#### [The problem]
Retype nothing but the lines running from the line that contains "What does this" to the last line, both ends included, and skip every image.

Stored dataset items
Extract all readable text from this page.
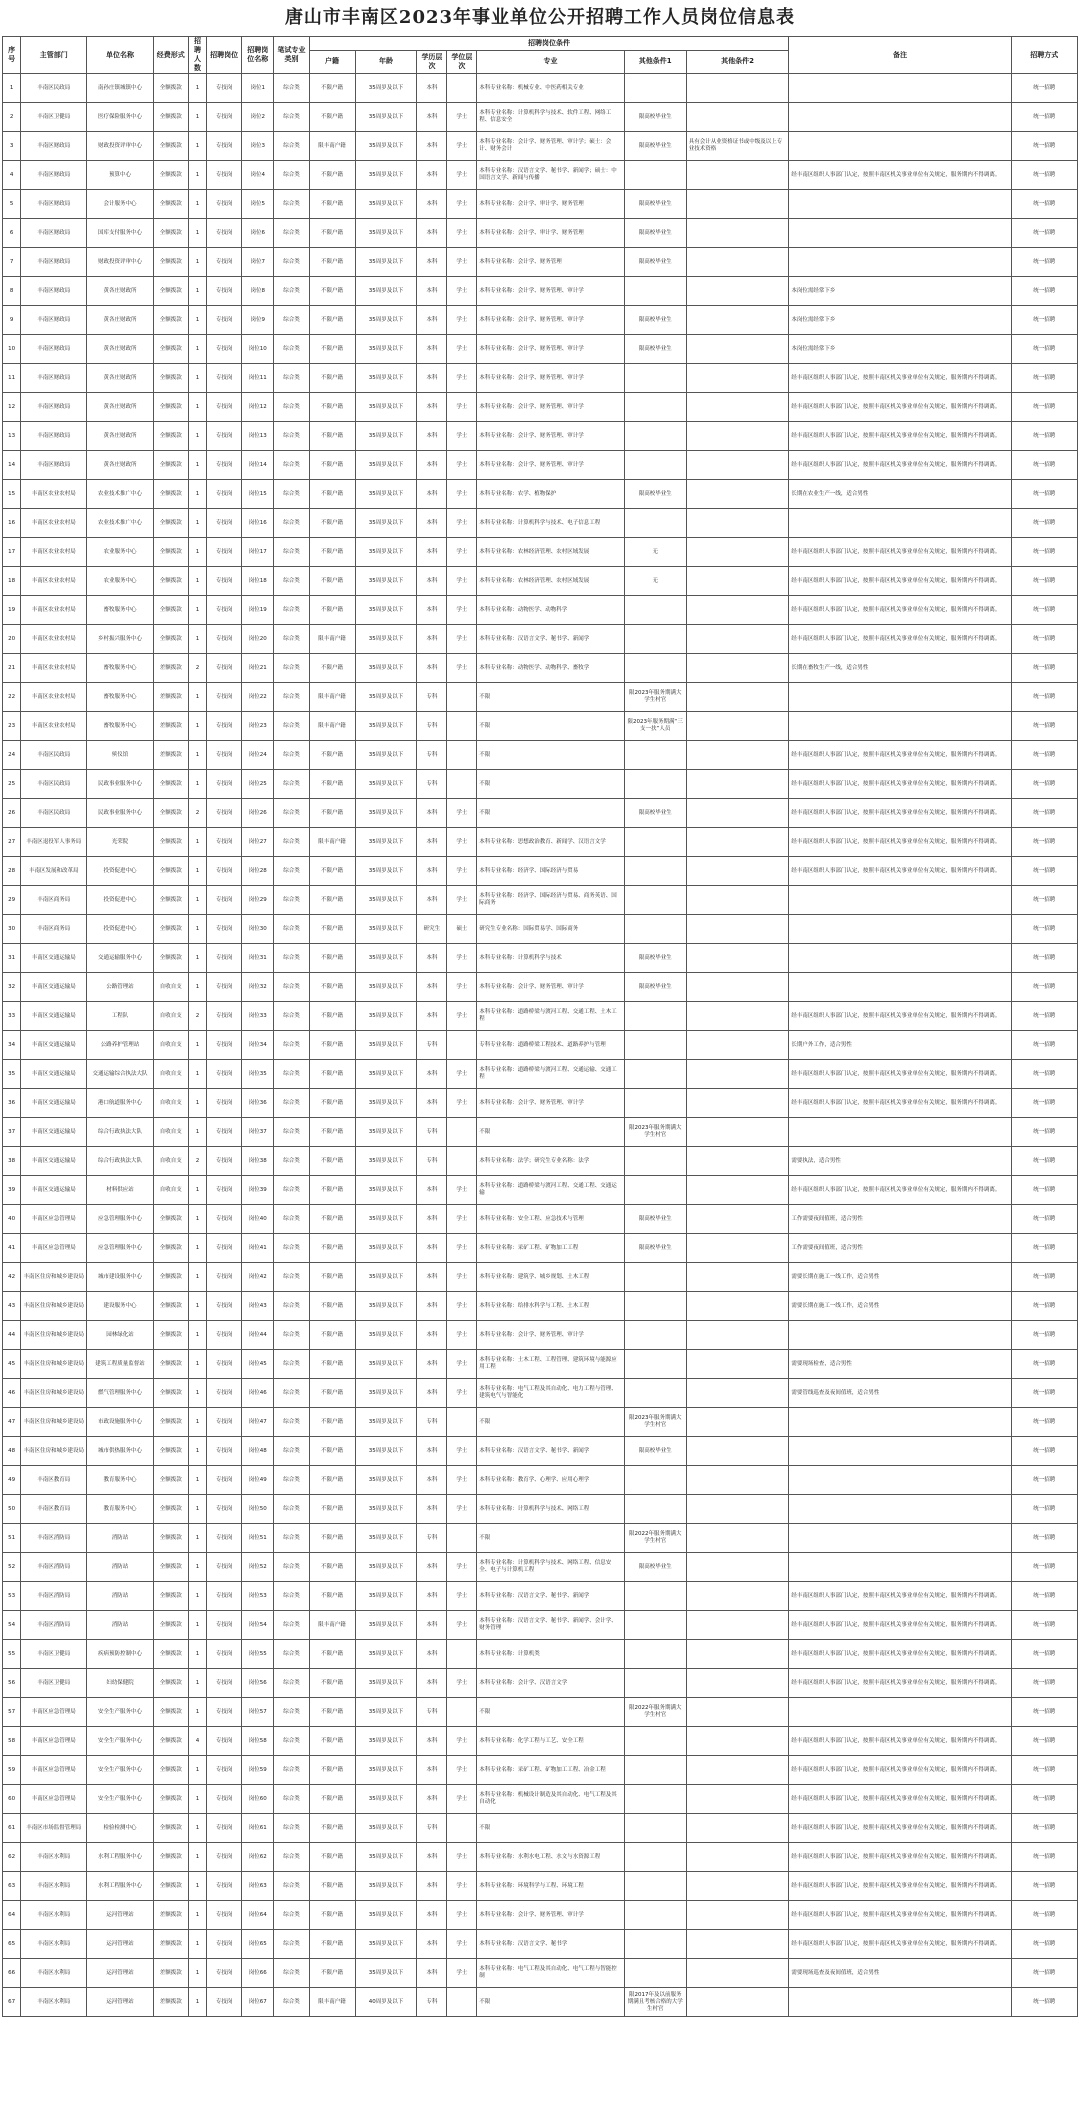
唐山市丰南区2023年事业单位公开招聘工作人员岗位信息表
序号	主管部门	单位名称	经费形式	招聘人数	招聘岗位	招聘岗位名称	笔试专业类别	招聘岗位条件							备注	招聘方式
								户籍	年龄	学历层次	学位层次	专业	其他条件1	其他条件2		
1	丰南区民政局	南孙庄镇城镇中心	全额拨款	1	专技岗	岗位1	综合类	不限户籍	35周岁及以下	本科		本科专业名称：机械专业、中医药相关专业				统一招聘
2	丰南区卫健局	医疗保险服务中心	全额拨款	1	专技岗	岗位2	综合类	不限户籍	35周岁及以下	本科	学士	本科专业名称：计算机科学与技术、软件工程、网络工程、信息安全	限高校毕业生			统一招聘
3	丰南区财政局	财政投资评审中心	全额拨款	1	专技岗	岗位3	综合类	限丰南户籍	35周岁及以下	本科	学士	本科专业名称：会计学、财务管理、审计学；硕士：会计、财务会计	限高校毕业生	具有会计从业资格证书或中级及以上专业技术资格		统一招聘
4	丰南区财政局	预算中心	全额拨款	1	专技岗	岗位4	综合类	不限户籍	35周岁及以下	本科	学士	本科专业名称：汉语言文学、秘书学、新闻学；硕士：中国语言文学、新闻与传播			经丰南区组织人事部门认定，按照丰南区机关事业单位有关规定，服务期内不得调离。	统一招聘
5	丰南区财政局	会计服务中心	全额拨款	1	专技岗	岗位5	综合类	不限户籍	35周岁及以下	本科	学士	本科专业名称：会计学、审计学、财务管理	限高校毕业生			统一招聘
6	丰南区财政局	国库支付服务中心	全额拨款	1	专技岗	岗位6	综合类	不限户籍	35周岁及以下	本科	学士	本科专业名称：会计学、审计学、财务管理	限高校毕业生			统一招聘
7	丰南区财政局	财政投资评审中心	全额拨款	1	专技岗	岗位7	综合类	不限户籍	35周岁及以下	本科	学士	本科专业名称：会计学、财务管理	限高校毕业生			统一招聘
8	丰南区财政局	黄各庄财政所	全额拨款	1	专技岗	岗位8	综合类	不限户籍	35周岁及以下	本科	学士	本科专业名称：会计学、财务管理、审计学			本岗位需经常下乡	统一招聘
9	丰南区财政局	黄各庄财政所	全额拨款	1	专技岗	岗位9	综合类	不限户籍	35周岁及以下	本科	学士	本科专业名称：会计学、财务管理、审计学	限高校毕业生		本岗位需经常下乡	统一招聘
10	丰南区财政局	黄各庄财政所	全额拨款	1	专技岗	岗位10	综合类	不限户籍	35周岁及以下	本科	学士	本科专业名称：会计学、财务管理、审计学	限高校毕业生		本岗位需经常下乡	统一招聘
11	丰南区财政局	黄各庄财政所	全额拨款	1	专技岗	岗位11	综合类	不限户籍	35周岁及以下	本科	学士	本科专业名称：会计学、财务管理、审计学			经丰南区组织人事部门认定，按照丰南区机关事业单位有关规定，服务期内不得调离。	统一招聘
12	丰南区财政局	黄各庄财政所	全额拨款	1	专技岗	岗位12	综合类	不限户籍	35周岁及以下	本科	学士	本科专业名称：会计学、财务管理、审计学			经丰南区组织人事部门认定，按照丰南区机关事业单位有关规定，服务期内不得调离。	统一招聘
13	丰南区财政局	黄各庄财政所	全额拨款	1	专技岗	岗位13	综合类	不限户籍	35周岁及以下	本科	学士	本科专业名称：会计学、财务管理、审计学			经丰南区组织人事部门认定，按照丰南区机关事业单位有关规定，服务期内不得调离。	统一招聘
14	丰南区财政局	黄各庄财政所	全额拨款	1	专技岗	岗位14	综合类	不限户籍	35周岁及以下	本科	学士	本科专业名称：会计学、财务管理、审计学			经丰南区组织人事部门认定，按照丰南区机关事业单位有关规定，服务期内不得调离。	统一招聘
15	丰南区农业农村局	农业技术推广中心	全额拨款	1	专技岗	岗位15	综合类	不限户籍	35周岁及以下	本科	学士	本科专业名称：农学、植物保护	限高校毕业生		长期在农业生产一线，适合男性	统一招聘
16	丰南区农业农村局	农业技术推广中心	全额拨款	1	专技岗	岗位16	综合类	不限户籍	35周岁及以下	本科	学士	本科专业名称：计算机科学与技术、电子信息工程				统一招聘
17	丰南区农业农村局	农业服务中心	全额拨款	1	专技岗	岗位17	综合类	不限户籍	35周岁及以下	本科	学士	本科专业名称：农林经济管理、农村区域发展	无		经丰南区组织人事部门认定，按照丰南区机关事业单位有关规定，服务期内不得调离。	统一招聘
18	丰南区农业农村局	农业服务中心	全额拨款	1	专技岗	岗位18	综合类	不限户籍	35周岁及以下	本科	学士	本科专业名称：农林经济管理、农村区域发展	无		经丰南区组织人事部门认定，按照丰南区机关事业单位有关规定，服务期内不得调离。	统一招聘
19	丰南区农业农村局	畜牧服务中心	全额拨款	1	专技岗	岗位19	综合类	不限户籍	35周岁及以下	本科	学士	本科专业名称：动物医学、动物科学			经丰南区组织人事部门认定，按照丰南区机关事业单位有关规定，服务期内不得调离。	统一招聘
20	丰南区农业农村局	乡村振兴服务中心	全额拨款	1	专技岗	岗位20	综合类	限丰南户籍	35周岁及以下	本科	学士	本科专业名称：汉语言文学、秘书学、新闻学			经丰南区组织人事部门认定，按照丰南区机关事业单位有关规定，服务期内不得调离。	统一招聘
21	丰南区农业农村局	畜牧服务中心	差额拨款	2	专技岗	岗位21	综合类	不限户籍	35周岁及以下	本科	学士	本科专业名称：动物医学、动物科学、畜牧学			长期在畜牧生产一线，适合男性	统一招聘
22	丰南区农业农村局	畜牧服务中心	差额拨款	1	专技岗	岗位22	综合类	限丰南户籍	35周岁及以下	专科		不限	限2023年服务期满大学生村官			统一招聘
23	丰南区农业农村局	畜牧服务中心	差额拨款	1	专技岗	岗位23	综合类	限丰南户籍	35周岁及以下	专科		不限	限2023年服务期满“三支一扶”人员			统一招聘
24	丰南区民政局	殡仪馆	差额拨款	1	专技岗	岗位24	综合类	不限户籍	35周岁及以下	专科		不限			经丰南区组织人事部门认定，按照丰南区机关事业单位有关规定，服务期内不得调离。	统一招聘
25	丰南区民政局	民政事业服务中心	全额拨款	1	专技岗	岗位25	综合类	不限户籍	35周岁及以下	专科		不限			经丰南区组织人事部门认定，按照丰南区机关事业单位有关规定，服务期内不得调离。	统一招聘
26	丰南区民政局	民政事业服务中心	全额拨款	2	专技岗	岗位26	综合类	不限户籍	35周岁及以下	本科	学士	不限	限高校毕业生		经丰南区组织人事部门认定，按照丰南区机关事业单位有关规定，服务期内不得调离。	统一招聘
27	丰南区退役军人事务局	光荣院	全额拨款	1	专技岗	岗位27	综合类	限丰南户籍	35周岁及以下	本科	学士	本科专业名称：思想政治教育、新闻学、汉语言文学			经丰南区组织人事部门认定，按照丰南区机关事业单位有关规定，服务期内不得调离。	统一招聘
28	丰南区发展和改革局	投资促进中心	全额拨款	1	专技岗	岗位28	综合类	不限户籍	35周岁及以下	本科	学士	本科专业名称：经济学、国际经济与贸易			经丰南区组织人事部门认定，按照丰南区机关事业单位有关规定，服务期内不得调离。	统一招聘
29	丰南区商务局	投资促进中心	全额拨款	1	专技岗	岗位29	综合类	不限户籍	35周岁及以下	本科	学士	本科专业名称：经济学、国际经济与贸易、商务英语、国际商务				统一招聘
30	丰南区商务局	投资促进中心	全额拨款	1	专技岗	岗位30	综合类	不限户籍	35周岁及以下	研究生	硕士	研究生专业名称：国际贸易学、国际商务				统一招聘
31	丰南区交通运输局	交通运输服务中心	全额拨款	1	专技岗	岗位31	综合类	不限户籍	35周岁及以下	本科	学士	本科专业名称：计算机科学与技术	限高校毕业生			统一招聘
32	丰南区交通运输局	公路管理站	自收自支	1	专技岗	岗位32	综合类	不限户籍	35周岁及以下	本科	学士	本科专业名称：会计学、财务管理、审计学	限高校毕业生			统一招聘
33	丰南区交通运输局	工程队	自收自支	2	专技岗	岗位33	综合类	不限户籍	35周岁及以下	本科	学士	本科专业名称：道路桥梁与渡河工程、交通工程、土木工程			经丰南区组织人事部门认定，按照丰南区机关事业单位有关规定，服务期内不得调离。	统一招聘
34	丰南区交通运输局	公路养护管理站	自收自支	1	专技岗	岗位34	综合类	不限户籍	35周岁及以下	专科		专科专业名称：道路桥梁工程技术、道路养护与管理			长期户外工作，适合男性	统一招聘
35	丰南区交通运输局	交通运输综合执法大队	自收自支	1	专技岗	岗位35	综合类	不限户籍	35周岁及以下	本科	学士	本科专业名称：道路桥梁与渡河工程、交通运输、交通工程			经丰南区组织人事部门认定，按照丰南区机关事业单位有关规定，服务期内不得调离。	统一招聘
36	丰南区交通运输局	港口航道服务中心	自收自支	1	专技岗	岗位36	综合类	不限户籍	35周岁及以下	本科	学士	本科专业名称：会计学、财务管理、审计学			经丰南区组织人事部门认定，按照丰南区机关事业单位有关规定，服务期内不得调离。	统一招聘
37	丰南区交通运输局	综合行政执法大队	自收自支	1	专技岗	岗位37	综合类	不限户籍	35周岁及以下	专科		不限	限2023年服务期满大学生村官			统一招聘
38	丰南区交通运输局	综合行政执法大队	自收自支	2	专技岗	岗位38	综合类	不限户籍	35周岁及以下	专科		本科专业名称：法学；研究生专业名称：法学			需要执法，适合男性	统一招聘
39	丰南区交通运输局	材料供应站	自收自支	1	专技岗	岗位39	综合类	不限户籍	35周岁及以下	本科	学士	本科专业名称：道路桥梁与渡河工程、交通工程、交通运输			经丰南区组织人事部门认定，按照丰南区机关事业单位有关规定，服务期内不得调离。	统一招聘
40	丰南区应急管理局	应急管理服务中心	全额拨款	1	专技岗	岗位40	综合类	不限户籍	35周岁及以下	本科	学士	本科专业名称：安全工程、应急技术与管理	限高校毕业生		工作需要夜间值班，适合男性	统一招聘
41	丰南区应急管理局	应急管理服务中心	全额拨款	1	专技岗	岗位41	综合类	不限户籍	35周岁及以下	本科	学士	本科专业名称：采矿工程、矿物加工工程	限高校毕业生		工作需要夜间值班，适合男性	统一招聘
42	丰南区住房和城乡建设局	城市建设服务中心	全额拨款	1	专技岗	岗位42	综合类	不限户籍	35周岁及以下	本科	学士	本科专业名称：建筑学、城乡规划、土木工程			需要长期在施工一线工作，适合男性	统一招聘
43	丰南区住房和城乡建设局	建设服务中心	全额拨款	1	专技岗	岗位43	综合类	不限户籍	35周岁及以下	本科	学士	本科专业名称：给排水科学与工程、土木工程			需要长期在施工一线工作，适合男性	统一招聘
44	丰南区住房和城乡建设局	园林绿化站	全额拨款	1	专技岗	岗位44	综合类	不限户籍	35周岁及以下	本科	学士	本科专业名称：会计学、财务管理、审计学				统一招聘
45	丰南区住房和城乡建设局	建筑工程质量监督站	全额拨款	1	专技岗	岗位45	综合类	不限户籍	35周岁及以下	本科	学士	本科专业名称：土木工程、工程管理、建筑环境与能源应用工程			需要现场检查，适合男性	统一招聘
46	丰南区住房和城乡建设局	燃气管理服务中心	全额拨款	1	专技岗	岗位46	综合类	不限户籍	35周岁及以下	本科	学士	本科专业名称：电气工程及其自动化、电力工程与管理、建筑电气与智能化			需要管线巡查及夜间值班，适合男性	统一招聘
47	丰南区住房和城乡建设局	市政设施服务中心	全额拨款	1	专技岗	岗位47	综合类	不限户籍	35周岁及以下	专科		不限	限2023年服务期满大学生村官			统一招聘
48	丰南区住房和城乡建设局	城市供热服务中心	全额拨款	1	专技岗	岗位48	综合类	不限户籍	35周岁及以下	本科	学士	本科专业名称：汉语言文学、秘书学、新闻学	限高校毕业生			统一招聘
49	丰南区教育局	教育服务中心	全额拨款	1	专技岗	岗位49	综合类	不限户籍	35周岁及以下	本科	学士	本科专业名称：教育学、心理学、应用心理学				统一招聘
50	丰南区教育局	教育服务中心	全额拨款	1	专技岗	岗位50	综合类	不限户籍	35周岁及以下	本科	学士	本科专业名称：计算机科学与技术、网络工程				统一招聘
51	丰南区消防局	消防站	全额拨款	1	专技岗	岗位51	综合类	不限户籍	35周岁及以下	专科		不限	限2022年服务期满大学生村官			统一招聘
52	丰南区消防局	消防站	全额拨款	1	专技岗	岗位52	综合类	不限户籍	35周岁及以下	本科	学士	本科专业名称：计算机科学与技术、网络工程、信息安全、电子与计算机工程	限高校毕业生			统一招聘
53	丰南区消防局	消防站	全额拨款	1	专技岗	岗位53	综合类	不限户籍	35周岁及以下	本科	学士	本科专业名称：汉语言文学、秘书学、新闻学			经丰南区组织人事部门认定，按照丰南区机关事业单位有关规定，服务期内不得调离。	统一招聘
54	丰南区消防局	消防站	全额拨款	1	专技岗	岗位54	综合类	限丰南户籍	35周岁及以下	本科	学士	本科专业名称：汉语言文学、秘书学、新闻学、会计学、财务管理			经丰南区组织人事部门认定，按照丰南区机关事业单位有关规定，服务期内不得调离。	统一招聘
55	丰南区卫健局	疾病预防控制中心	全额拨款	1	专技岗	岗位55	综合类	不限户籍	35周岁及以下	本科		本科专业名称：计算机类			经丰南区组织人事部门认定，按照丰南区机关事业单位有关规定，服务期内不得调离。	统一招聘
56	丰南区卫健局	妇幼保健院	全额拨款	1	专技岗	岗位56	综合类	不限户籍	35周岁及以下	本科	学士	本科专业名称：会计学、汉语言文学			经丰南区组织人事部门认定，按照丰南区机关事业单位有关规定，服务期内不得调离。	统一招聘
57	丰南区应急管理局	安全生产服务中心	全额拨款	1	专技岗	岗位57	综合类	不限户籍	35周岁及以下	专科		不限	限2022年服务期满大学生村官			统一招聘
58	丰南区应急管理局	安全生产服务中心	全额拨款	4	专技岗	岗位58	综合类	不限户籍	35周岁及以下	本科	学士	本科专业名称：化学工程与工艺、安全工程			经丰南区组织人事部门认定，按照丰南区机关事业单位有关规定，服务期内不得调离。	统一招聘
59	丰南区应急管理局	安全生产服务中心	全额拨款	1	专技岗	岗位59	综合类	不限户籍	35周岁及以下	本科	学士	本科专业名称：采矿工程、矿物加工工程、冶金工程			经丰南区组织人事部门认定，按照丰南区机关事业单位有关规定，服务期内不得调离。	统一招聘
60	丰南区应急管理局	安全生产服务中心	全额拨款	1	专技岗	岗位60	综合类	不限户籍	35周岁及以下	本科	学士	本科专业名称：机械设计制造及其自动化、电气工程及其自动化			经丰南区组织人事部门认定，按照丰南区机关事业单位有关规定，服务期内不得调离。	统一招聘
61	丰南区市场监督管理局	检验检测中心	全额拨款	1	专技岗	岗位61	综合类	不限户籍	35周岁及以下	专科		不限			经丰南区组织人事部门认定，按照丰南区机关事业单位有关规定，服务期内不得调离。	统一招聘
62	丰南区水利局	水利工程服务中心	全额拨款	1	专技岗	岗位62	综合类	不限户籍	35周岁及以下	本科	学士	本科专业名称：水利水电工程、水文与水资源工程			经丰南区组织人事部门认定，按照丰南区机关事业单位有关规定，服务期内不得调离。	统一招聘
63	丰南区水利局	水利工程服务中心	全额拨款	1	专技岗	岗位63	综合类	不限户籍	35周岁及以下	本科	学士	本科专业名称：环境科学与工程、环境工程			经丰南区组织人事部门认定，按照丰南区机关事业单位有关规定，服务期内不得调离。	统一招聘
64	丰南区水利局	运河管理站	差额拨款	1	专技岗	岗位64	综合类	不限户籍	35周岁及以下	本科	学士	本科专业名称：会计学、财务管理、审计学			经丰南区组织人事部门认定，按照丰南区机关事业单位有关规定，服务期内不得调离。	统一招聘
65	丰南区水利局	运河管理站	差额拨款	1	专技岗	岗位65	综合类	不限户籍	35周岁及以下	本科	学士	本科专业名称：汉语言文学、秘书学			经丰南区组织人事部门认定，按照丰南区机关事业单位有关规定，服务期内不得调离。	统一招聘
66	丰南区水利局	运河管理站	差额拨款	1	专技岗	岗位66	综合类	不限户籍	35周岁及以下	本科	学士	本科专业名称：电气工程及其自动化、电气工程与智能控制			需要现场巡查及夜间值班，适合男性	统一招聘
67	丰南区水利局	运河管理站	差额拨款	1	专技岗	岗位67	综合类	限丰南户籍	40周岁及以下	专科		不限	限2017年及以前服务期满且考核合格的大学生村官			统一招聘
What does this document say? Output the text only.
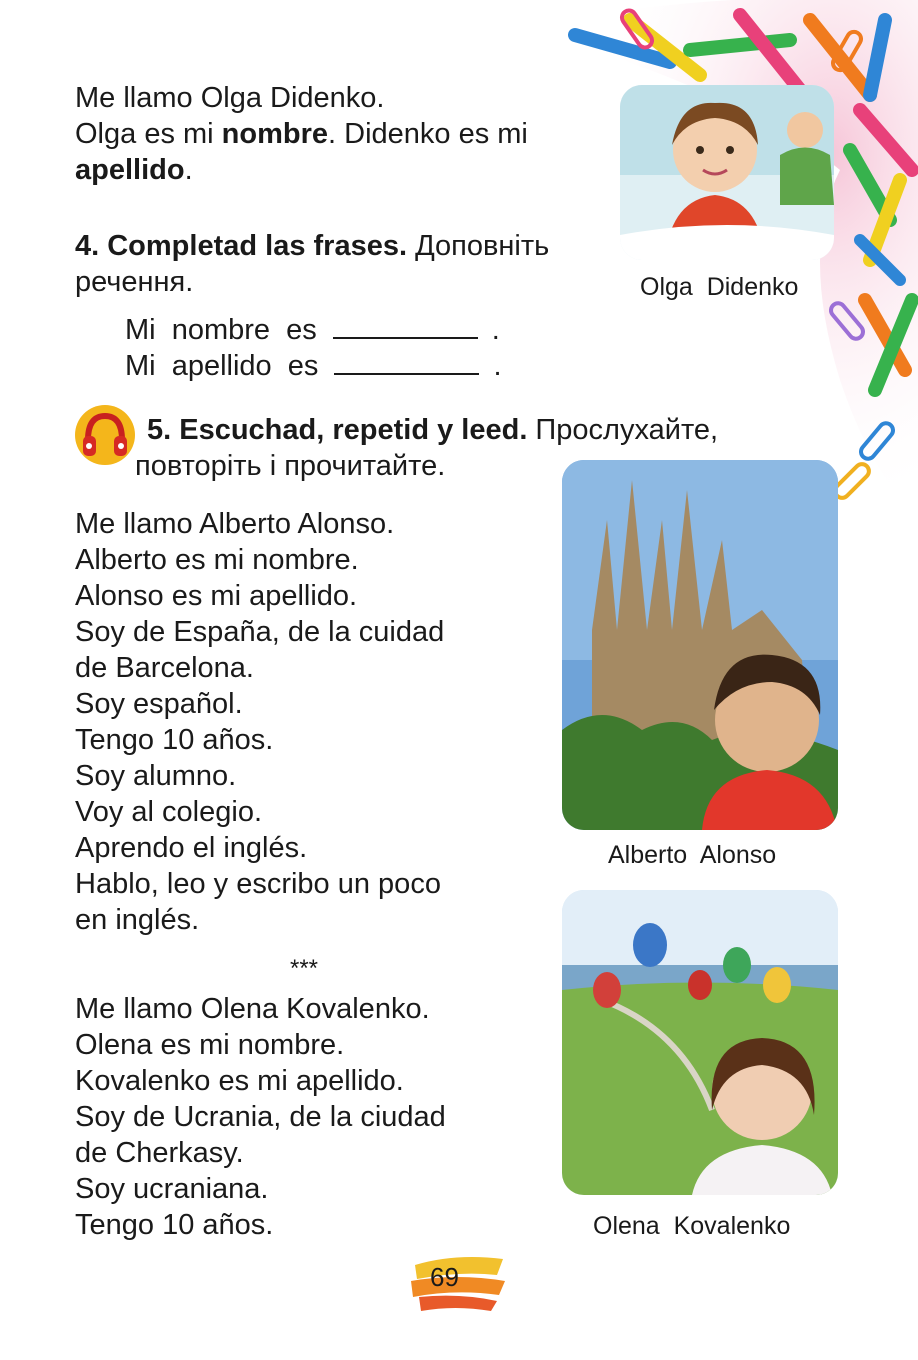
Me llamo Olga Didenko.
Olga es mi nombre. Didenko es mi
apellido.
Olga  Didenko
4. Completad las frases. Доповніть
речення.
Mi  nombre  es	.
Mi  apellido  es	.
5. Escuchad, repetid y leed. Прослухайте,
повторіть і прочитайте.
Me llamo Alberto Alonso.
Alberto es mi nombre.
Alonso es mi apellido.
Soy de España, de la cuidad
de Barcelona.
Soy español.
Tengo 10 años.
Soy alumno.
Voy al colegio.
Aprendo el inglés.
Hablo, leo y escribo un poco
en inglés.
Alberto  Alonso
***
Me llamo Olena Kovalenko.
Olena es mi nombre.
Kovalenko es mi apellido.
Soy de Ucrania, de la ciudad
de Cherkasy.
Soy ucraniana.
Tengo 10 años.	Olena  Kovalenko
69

#### [Problem solution]
What does this document say? Output the text only.
Me llamo Olga Didenko.
Olga es mi nombre. Didenko es mi
apellido.
Olga  Didenko
4. Completad las frases. Доповніть
речення.
Mi  nombre  es	.
Mi  apellido  es	.
5. Escuchad, repetid y leed. Прослухайте,
повторіть і прочитайте.
Me llamo Alberto Alonso.
Alberto es mi nombre.
Alonso es mi apellido.
Soy de España, de la cuidad
de Barcelona.
Soy español.
Tengo 10 años.
Soy alumno.
Voy al colegio.
Aprendo el inglés.
Hablo, leo y escribo un poco
en inglés.
Alberto  Alonso
***
Me llamo Olena Kovalenko.
Olena es mi nombre.
Kovalenko es mi apellido.
Soy de Ucrania, de la ciudad
de Cherkasy.
Soy ucraniana.
Tengo 10 años.	Olena  Kovalenko
69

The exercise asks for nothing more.